* [SET PROBLEM]: Wherever the word "users" appears in a line, extract that line.

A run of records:
= = = =

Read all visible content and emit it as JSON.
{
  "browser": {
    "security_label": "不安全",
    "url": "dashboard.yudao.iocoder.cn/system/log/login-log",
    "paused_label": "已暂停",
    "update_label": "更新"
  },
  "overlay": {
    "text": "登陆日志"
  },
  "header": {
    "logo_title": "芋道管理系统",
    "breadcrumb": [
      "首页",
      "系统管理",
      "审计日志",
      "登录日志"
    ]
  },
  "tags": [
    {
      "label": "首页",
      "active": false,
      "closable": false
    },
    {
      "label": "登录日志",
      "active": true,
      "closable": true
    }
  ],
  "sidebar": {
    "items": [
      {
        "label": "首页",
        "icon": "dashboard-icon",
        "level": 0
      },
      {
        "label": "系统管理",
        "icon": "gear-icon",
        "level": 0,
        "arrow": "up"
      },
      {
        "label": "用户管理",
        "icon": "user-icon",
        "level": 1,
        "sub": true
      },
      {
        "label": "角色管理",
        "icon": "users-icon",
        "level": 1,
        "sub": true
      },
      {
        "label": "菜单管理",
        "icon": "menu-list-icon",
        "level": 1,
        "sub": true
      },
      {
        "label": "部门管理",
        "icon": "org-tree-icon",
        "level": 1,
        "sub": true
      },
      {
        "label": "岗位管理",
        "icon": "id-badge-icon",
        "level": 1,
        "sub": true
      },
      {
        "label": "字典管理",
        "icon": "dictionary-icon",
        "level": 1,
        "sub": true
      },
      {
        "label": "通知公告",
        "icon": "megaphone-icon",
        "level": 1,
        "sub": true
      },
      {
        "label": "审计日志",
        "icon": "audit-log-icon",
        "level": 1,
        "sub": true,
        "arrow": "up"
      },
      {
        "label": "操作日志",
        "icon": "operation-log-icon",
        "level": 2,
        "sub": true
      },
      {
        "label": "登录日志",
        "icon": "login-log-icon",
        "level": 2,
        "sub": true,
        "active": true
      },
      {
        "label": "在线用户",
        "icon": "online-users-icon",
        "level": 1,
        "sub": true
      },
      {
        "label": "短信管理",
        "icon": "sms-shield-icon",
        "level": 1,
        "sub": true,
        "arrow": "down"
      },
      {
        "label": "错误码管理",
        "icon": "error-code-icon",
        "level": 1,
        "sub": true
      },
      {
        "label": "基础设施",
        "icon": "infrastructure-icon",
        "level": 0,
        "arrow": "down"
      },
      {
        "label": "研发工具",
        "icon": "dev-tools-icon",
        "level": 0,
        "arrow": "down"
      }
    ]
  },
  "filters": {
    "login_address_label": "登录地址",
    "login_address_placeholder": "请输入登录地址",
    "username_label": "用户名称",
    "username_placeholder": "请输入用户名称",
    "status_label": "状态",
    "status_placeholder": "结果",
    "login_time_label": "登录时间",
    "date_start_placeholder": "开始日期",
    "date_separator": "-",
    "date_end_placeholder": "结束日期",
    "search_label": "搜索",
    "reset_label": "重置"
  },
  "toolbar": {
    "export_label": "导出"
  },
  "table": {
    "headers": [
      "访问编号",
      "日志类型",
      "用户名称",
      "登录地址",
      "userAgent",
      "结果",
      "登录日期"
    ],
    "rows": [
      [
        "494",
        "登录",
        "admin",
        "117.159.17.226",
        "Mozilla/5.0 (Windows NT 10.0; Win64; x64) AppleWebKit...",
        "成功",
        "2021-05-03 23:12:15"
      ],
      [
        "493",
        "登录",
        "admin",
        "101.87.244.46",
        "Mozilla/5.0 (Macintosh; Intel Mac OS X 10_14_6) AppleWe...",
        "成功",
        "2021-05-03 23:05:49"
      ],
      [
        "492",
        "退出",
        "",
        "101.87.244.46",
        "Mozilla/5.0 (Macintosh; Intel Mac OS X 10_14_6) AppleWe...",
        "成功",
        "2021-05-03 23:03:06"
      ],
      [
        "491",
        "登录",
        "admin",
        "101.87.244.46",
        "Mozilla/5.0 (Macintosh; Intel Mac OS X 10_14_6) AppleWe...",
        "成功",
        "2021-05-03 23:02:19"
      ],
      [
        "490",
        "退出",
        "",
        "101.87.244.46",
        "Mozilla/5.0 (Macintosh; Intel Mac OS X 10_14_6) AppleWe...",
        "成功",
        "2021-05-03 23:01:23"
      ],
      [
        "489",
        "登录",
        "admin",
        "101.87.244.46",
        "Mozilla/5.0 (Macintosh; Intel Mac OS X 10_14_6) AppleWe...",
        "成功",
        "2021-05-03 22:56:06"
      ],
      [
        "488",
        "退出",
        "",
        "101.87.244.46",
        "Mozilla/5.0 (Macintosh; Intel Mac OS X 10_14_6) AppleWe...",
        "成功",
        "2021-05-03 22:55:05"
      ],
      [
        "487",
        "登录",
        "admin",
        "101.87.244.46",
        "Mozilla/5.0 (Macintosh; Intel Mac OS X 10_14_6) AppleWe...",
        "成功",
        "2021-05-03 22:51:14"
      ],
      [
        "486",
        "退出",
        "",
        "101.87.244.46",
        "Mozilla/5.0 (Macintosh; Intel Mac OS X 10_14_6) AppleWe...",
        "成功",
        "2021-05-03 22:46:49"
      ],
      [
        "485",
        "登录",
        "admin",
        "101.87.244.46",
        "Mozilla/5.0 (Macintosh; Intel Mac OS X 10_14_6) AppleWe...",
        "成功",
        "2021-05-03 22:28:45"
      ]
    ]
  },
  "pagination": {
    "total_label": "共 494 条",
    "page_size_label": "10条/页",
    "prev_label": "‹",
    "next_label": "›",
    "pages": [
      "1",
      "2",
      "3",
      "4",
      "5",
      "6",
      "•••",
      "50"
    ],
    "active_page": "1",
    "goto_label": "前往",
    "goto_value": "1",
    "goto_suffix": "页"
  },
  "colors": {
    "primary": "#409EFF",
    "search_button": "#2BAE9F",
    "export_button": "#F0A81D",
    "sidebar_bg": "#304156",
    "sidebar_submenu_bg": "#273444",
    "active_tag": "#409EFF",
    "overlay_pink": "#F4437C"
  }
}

= = = =

* [FINISHED EXERCISE]:
        "icon": "users-icon",
        "icon": "online-users-icon",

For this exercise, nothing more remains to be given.